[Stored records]
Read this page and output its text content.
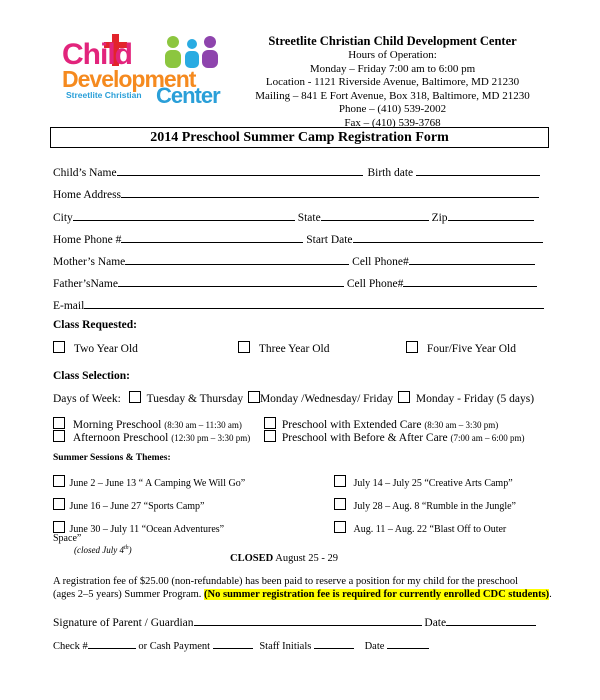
Child
Development
Streetlite Christian Center
Streetlite Christian Child Development Center
Hours of Operation:
Monday – Friday 7:00 am to 6:00 pm
Location - 1121 Riverside Avenue, Baltimore, MD 21230
Mailing – 841 E Fort Avenue, Box 318, Baltimore, MD 21230
Phone – (410) 539-2002
Fax – (410) 539-3768
2014 Preschool Summer Camp Registration Form
Child’s Name	Birth date
Home Address
City	State	Zip
Home Phone #	Start Date
Mother’s Name	Cell Phone#
Father’sName	Cell Phone#
E-mail
Class Requested:
Two Year Old	Three Year Old	Four/Five Year Old
Class Selection:
Days of Week: Tuesday & Thursday Monday /Wednesday/ Friday Monday - Friday (5 days)
Morning Preschool (8:30 am – 11:30 am)	Preschool with Extended Care (8:30 am – 3:30 pm)
Afternoon Preschool (12:30 pm – 3:30 pm)	Preschool with Before & After Care (7:00 am – 6:00 pm)
Summer Sessions & Themes:
June 2 – June 13 “ A Camping We Will Go”	July 14 – July 25 “Creative Arts Camp”
June 16 – June 27 “Sports Camp”	July 28 – Aug. 8 “Rumble in the Jungle”
June 30 – July 11 “Ocean Adventures”	Aug. 11 – Aug. 22 “Blast Off to Outer
Space”
(closed July 4th)
CLOSED August 25 - 29
A registration fee of $25.00 (non-refundable) has been paid to reserve a position for my child for the preschool
(ages 2–5 years) Summer Program. (No summer registration fee is required for currently enrolled CDC students).
Signature of Parent / Guardian	Date
Check #	or Cash Payment	Staff Initials	Date
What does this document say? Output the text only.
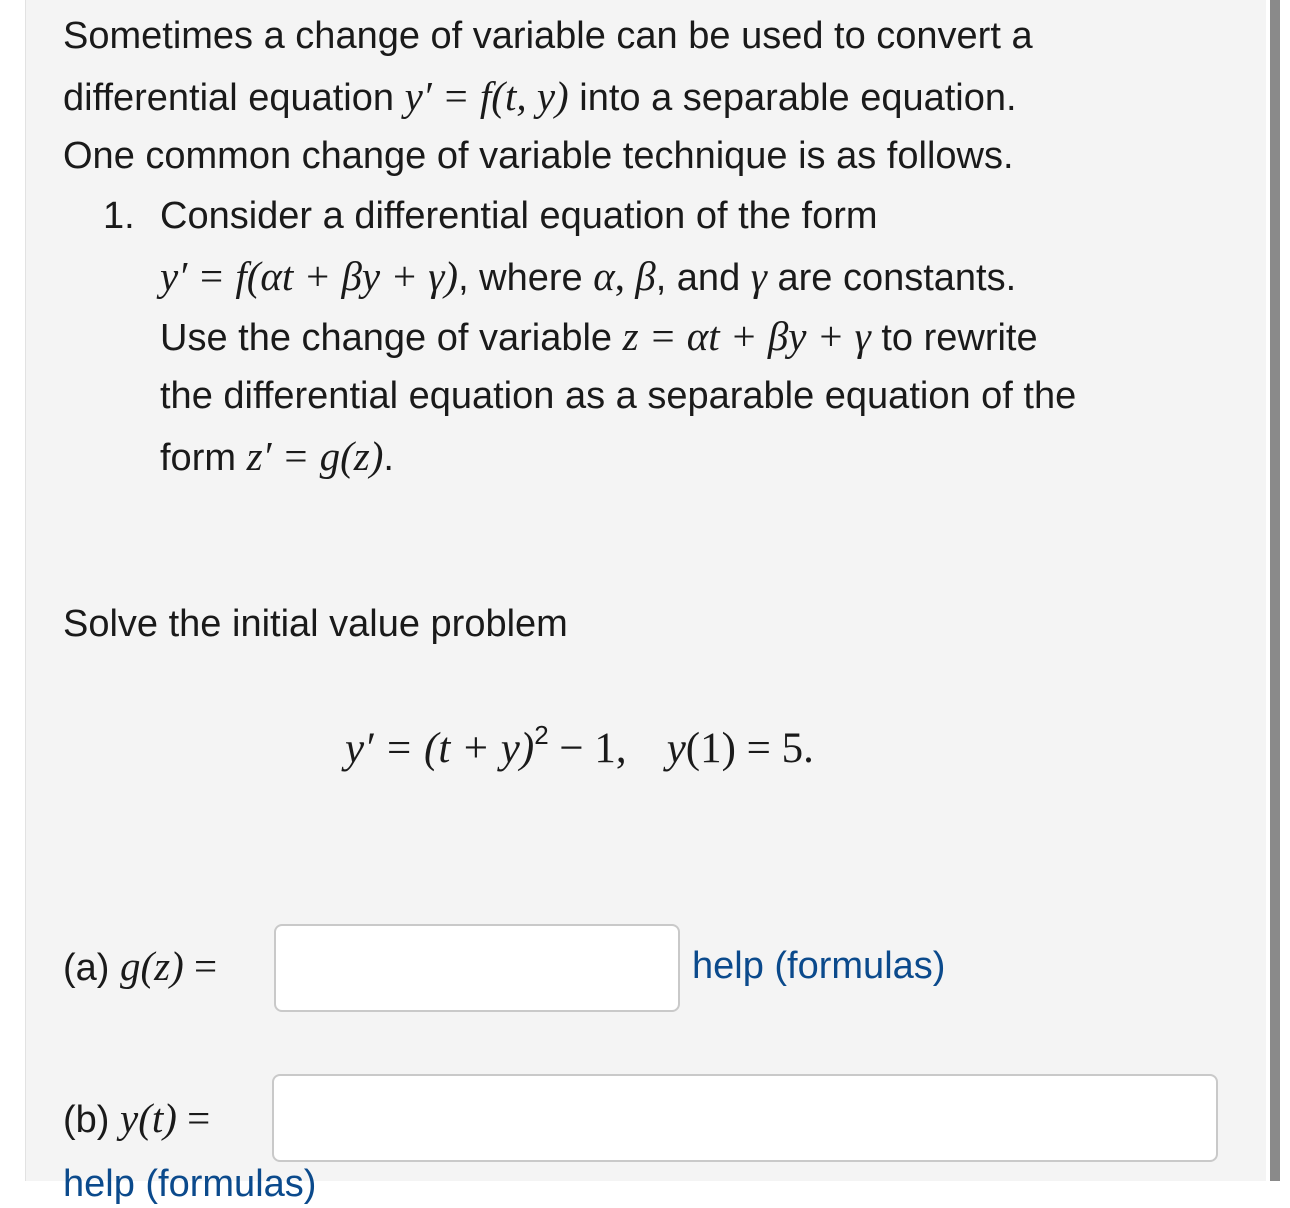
Sometimes a change of variable can be used to convert a
differential equation y′ = f(t, y) into a separable equation.
One common change of variable technique is as follows.
1. Consider a differential equation of the form
y′ = f(αt + βy + γ), where α, β, and γ are constants.
Use the change of variable z = αt + βy + γ to rewrite
the differential equation as a separable equation of the
form z′ = g(z).
Solve the initial value problem
$y' = (t + y)^2 - 1$, y(1) = 5.
(a) g(z) =	help (formulas)
(b) y(t) =
help (formulas)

_Exercise description_: Copy every line of the data word for word, omitting the images.

_Task solution_:
Read this page and output its text content.
Child
Development
Streetlite Christian Center
Streetlite Christian Child Development Center
Hours of Operation:
Monday – Friday 7:00 am to 6:00 pm
Location - 1121 Riverside Avenue, Baltimore, MD 21230
Mailing – 841 E Fort Avenue, Box 318, Baltimore, MD 21230
Phone – (410) 539-2002
Fax – (410) 539-3768
2014 Preschool Summer Camp Registration Form
Child’s Name	Birth date
Home Address
City	State	Zip
Home Phone #	Start Date
Mother’s Name	Cell Phone#
Father’sName	Cell Phone#
E-mail
Class Requested:
Two Year Old	Three Year Old	Four/Five Year Old
Class Selection:
Days of Week: Tuesday & Thursday Monday /Wednesday/ Friday Monday - Friday (5 days)
Morning Preschool (8:30 am – 11:30 am)	Preschool with Extended Care (8:30 am – 3:30 pm)
Afternoon Preschool (12:30 pm – 3:30 pm)	Preschool with Before & After Care (7:00 am – 6:00 pm)
Summer Sessions & Themes:
June 2 – June 13 “ A Camping We Will Go”	July 14 – July 25 “Creative Arts Camp”
June 16 – June 27 “Sports Camp”	July 28 – Aug. 8 “Rumble in the Jungle”
June 30 – July 11 “Ocean Adventures”	Aug. 11 – Aug. 22 “Blast Off to Outer
Space”
(closed July 4th)
CLOSED August 25 - 29
A registration fee of $25.00 (non-refundable) has been paid to reserve a position for my child for the preschool
(ages 2–5 years) Summer Program. (No summer registration fee is required for currently enrolled CDC students).
Signature of Parent / Guardian	Date
Check #	or Cash Payment	Staff Initials	Date
What does this document say? Output the text only.
Sometimes a change of variable can be used to convert a
differential equation y′ = f(t, y) into a separable equation.
One common change of variable technique is as follows.
1. Consider a differential equation of the form
y′ = f(αt + βy + γ), where α, β, and γ are constants.
Use the change of variable z = αt + βy + γ to rewrite
the differential equation as a separable equation of the
form z′ = g(z).
Solve the initial value problem
$y' = (t + y)^2 - 1$, y(1) = 5.
(a) g(z) =	help (formulas)
(b) y(t) =
help (formulas)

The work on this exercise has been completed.